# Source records
⟨

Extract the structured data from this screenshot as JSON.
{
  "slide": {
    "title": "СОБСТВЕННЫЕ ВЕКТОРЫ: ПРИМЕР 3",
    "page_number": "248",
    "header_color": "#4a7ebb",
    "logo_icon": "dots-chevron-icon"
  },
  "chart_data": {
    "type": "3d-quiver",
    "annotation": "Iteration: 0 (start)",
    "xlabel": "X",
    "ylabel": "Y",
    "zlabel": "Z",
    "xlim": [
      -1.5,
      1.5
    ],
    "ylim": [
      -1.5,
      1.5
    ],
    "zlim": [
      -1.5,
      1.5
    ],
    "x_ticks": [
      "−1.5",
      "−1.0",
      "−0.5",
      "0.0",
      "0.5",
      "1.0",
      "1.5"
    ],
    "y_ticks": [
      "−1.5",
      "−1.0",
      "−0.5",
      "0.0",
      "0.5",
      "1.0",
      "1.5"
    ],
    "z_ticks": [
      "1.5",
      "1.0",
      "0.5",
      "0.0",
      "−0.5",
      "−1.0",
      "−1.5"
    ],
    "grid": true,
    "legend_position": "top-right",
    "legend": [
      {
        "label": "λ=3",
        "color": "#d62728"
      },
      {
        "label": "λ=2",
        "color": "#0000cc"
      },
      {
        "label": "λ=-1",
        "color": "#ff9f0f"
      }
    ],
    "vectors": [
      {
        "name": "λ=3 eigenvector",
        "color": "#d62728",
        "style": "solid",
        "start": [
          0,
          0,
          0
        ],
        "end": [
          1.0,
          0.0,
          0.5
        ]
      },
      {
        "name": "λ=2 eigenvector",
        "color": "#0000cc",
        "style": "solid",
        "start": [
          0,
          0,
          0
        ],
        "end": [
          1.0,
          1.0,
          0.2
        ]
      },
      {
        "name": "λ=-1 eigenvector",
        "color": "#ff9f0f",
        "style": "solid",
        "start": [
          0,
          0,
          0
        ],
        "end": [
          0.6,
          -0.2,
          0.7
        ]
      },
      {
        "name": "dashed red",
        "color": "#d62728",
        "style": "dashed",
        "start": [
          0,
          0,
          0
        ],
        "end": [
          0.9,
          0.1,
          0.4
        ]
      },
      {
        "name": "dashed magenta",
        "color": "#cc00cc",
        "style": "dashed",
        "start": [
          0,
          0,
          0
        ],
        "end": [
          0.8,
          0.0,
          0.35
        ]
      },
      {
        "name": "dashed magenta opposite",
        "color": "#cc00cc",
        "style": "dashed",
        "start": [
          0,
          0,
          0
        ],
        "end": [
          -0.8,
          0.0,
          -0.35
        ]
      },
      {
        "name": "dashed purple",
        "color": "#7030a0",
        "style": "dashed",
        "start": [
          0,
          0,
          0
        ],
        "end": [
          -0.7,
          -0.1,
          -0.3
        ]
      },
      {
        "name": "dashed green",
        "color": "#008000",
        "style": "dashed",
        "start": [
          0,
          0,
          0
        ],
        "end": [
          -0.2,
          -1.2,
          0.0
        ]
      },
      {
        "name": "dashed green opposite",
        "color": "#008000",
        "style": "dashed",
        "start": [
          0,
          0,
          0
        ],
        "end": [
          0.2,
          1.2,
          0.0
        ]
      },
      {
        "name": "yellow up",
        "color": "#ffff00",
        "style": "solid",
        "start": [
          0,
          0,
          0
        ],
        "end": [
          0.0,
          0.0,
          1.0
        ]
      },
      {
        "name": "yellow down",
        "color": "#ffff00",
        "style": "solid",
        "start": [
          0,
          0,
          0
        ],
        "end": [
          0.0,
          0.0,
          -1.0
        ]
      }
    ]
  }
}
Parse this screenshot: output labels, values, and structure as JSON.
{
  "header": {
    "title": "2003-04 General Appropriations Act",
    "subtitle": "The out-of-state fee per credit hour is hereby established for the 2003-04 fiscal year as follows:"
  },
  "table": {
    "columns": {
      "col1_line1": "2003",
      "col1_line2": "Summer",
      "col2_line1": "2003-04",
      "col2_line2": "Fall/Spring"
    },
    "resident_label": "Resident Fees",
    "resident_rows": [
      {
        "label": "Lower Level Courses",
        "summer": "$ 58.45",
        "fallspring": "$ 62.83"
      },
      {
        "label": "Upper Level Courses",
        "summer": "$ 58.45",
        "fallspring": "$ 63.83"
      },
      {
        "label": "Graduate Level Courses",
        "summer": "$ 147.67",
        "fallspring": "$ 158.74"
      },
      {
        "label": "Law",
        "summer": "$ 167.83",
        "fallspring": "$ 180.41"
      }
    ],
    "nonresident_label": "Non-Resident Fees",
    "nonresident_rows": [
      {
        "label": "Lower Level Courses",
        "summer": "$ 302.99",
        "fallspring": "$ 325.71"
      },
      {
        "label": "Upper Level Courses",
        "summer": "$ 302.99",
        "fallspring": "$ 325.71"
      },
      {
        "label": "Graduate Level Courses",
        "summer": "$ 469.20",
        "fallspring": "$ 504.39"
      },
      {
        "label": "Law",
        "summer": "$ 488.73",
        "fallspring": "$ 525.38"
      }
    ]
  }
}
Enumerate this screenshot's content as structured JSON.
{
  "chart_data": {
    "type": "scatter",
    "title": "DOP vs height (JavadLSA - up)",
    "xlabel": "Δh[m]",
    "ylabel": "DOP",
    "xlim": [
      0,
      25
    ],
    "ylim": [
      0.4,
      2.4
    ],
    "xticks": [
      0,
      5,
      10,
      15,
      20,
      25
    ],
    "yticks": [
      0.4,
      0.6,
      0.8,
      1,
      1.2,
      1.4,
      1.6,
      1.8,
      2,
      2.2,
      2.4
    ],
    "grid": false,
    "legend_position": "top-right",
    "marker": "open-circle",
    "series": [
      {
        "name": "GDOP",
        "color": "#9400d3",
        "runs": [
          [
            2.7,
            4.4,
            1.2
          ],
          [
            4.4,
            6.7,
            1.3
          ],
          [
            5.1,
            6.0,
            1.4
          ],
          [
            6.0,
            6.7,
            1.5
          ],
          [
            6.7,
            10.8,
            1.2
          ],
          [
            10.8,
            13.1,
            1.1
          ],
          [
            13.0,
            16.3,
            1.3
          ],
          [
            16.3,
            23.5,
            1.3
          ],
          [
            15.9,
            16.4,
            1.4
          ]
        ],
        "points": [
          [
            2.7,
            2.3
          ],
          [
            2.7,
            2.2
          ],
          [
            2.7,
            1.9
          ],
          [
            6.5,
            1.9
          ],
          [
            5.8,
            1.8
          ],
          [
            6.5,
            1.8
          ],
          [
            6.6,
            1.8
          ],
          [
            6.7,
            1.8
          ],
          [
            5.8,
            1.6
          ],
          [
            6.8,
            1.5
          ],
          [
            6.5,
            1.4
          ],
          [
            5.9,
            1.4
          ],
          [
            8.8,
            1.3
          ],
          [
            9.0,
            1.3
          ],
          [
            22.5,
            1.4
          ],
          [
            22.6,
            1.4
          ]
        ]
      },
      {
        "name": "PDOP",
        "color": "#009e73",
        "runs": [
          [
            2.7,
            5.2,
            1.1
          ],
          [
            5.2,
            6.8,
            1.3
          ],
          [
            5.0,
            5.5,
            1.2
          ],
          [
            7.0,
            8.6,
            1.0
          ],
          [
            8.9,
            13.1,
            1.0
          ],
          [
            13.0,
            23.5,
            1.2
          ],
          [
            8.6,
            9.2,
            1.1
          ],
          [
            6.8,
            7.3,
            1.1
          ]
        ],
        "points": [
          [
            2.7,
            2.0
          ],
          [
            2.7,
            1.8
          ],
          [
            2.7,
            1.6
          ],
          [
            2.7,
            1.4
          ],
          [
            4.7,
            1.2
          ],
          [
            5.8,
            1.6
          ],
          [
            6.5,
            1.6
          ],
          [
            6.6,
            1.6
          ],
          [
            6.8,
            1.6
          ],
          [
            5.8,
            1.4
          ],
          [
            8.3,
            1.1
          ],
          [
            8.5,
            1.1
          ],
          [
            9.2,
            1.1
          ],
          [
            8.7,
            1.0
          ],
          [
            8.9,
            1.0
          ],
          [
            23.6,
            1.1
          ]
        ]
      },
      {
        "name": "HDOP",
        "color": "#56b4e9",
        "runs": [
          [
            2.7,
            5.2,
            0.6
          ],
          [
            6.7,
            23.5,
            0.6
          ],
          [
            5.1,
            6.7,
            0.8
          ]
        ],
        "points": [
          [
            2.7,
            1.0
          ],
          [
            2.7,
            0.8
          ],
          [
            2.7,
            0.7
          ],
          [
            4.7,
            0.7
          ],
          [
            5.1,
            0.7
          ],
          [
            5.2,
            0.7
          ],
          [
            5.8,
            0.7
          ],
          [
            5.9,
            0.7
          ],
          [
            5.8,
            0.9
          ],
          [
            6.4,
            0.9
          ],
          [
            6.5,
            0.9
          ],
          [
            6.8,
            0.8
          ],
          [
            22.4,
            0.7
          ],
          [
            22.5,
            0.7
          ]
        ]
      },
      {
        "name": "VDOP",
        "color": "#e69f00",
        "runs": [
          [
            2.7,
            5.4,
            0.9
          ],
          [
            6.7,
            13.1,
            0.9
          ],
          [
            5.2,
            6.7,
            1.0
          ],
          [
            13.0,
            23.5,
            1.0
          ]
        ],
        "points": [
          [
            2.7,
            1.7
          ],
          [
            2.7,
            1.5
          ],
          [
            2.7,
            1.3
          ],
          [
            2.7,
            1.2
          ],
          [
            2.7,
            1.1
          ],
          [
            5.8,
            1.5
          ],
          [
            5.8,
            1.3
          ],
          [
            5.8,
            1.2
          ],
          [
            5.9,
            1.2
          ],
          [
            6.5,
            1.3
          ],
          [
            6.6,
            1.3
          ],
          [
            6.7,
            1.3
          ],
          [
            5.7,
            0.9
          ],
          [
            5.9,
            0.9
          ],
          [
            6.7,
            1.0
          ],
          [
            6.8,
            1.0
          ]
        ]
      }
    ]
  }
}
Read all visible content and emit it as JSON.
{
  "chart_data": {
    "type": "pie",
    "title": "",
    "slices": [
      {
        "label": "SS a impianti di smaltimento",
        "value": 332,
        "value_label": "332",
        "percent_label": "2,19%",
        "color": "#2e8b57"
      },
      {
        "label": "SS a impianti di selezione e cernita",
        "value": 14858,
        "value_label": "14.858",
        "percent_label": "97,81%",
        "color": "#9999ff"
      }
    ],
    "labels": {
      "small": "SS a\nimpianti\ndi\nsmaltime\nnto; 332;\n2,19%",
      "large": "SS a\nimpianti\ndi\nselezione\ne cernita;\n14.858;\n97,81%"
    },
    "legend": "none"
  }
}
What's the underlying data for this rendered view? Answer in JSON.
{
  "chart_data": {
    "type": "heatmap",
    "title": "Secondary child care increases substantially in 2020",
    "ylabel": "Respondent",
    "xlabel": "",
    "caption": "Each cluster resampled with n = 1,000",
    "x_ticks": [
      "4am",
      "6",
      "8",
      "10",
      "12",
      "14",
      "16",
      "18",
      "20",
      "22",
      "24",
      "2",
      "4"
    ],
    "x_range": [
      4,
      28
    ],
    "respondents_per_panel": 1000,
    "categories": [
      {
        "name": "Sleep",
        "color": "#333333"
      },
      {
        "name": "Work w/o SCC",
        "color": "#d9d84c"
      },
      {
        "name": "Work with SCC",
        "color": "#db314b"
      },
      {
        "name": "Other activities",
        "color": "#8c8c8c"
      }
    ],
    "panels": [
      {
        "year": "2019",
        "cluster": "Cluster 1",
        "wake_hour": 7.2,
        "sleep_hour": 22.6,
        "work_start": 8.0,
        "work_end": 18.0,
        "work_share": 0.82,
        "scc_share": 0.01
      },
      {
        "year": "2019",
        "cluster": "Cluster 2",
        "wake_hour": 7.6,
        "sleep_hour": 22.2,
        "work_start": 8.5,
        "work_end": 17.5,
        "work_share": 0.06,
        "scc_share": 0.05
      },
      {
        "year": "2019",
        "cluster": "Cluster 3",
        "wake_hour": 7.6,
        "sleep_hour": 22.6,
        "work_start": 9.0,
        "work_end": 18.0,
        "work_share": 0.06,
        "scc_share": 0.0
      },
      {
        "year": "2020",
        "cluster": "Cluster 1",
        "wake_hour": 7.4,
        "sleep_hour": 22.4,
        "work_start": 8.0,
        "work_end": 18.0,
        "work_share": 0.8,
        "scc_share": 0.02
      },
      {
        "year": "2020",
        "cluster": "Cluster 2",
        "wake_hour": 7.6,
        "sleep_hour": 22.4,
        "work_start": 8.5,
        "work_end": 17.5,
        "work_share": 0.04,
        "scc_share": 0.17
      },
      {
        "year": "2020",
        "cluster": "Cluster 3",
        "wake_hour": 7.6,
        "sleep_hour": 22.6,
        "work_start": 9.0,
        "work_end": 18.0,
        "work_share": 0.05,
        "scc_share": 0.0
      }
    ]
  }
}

⟩

# DESCRIPTION OF THE TASK
How many lines in the records above contain the word "JSON"? Reply with the number alone.

# EXERCISE RESULT
5